_AIM_: Starting with the line that contains "Decode this image", copy every line through the end of the data below, exactly and with nothing added.

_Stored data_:
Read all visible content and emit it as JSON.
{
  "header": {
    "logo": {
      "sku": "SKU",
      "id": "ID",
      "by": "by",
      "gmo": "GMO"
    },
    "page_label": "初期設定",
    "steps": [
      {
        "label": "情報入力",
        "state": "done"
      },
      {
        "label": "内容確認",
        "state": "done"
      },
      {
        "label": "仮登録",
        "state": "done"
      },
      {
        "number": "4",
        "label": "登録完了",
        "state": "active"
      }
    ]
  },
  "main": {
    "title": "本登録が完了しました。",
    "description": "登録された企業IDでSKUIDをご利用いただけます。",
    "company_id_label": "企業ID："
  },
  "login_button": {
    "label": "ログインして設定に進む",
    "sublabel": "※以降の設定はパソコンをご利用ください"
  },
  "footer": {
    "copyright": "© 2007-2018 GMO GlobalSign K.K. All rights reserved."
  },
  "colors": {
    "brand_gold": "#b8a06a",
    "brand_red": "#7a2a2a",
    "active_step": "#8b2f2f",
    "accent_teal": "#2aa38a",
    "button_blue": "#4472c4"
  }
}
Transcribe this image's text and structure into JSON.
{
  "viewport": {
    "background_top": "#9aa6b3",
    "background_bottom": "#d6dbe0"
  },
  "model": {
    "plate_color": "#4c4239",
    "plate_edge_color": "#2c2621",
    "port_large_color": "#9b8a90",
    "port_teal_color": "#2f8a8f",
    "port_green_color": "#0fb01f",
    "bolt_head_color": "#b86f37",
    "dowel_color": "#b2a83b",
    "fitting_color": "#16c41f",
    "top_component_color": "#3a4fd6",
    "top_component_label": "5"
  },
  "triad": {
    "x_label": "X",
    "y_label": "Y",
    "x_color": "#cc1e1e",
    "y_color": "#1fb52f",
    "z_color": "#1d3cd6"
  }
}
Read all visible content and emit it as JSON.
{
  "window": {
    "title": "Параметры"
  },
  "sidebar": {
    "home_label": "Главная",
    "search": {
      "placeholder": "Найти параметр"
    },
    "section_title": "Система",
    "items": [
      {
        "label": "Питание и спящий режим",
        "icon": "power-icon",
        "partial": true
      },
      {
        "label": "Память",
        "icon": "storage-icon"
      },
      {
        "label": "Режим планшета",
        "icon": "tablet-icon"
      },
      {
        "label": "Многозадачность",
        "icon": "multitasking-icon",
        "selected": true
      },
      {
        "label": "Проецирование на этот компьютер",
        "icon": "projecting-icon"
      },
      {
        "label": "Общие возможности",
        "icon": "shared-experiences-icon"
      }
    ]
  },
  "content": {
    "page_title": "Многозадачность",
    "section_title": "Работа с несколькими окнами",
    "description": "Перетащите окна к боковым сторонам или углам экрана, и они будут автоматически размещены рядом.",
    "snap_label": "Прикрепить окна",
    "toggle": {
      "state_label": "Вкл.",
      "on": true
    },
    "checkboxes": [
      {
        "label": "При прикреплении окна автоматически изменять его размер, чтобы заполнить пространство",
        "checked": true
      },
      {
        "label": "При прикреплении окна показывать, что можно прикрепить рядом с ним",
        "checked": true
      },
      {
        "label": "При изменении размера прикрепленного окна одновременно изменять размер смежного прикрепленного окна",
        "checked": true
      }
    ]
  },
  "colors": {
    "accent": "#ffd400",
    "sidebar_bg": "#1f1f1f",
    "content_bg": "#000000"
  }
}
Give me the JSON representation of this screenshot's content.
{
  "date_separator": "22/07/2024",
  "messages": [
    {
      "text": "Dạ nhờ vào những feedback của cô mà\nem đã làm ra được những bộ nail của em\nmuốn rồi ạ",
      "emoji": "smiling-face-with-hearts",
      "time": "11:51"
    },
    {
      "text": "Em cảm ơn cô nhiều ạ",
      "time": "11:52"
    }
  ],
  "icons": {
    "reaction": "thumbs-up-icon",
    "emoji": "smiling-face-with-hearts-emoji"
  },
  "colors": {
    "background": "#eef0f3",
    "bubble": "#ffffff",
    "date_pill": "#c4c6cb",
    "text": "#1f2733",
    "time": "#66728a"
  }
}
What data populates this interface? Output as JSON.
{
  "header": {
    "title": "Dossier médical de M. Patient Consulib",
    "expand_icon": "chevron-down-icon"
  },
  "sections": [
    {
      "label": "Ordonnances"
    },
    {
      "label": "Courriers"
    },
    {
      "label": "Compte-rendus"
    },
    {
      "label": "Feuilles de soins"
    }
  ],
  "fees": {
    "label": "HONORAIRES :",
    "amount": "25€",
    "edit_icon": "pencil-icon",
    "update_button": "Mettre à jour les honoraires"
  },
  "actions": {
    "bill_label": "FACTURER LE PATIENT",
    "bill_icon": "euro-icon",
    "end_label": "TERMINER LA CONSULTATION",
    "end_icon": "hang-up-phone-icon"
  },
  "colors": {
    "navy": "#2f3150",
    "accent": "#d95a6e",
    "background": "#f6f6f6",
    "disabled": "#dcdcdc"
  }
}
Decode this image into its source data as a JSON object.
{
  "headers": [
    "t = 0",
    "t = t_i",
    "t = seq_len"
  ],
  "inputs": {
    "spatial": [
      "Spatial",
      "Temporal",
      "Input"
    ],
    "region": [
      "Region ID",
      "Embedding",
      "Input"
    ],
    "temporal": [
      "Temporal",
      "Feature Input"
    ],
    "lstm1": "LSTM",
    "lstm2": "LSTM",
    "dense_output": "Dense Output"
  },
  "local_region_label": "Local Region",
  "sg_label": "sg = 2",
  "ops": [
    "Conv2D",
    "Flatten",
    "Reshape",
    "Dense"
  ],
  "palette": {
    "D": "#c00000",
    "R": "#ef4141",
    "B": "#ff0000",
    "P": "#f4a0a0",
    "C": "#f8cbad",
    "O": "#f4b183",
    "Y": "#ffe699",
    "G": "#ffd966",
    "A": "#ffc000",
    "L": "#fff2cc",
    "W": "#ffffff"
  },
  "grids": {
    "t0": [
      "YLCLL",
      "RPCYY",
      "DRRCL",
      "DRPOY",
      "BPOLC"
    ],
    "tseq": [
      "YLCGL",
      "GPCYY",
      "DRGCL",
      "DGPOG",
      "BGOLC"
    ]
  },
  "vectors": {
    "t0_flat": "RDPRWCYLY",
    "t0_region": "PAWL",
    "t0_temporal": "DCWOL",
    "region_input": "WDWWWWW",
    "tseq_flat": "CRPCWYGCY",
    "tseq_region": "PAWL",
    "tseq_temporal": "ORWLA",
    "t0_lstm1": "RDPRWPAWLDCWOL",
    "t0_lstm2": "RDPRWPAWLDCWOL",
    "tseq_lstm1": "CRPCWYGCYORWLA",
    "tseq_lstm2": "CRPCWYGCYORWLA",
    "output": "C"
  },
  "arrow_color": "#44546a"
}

_SOLVED PROBLEM_:
Decode this image into its source data as a JSON object.
{
  "headers": [
    "t = 0",
    "t = t_i",
    "t = seq_len"
  ],
  "inputs": {
    "spatial": [
      "Spatial",
      "Temporal",
      "Input"
    ],
    "region": [
      "Region ID",
      "Embedding",
      "Input"
    ],
    "temporal": [
      "Temporal",
      "Feature Input"
    ],
    "lstm1": "LSTM",
    "lstm2": "LSTM",
    "dense_output": "Dense Output"
  },
  "local_region_label": "Local Region",
  "sg_label": "sg = 2",
  "ops": [
    "Conv2D",
    "Flatten",
    "Reshape",
    "Dense"
  ],
  "palette": {
    "D": "#c00000",
    "R": "#ef4141",
    "B": "#ff0000",
    "P": "#f4a0a0",
    "C": "#f8cbad",
    "O": "#f4b183",
    "Y": "#ffe699",
    "G": "#ffd966",
    "A": "#ffc000",
    "L": "#fff2cc",
    "W": "#ffffff"
  },
  "grids": {
    "t0": [
      "YLCLL",
      "RPCYY",
      "DRRCL",
      "DRPOY",
      "BPOLC"
    ],
    "tseq": [
      "YLCGL",
      "GPCYY",
      "DRGCL",
      "DGPOG",
      "BGOLC"
    ]
  },
  "vectors": {
    "t0_flat": "RDPRWCYLY",
    "t0_region": "PAWL",
    "t0_temporal": "DCWOL",
    "region_input": "WDWWWWW",
    "tseq_flat": "CRPCWYGCY",
    "tseq_region": "PAWL",
    "tseq_temporal": "ORWLA",
    "t0_lstm1": "RDPRWPAWLDCWOL",
    "t0_lstm2": "RDPRWPAWLDCWOL",
    "tseq_lstm1": "CRPCWYGCYORWLA",
    "tseq_lstm2": "CRPCWYGCYORWLA",
    "output": "C"
  },
  "arrow_color": "#44546a"
}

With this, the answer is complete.